• _THE PROBLEM_: Please return every line below that contains the string "China".

• _TASK INPUT_:
□ □ □ □ □ □ □
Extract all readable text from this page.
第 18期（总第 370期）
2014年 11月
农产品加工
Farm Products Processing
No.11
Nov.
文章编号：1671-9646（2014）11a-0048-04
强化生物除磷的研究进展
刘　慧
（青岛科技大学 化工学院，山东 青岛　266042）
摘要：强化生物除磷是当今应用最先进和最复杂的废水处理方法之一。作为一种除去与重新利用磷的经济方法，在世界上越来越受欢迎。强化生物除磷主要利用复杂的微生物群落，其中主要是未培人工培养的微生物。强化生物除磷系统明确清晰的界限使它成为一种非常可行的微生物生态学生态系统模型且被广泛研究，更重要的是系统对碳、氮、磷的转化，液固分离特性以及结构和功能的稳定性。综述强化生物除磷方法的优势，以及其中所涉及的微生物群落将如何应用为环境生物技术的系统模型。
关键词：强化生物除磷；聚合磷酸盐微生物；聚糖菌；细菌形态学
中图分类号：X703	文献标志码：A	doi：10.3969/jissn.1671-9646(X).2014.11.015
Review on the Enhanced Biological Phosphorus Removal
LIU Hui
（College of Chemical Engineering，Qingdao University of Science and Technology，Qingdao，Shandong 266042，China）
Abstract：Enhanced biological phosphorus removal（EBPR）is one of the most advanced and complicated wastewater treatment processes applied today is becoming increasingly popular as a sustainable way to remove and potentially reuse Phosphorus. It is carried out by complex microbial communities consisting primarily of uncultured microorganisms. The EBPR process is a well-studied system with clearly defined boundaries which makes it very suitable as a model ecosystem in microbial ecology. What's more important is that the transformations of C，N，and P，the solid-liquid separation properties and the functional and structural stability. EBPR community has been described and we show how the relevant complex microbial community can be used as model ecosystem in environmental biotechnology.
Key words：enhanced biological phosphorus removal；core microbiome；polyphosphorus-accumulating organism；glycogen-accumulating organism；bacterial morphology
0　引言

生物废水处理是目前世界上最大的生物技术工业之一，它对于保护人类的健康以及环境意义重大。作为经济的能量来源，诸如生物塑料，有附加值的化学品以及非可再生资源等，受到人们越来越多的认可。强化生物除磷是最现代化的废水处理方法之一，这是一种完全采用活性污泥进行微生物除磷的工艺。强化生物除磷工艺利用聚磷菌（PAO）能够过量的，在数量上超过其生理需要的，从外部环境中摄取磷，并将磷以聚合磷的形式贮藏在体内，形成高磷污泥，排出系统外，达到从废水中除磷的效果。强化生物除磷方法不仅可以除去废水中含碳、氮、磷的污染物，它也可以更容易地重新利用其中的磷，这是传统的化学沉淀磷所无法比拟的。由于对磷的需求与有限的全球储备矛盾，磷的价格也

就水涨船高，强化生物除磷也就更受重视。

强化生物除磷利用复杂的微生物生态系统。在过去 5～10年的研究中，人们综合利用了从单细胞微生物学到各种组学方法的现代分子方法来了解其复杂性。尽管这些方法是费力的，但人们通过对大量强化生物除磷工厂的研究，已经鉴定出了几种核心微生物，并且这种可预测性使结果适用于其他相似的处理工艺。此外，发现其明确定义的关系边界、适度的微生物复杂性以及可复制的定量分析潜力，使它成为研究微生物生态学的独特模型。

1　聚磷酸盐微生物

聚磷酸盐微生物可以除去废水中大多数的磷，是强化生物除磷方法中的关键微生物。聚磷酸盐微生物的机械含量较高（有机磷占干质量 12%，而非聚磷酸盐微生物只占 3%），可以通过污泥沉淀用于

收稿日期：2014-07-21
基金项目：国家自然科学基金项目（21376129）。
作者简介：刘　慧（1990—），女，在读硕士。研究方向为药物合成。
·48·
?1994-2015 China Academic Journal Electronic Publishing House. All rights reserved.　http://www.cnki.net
□ □ □ □ □ □ □
• _OUTPUT FOR THIS EXERCISE_:
（College of Chemical Engineering，Qingdao University of Science and Technology，Qingdao，Shandong 266042，China）
?1994-2015 China Academic Journal Electronic Publishing House. All rights reserved.　http://www.cnki.net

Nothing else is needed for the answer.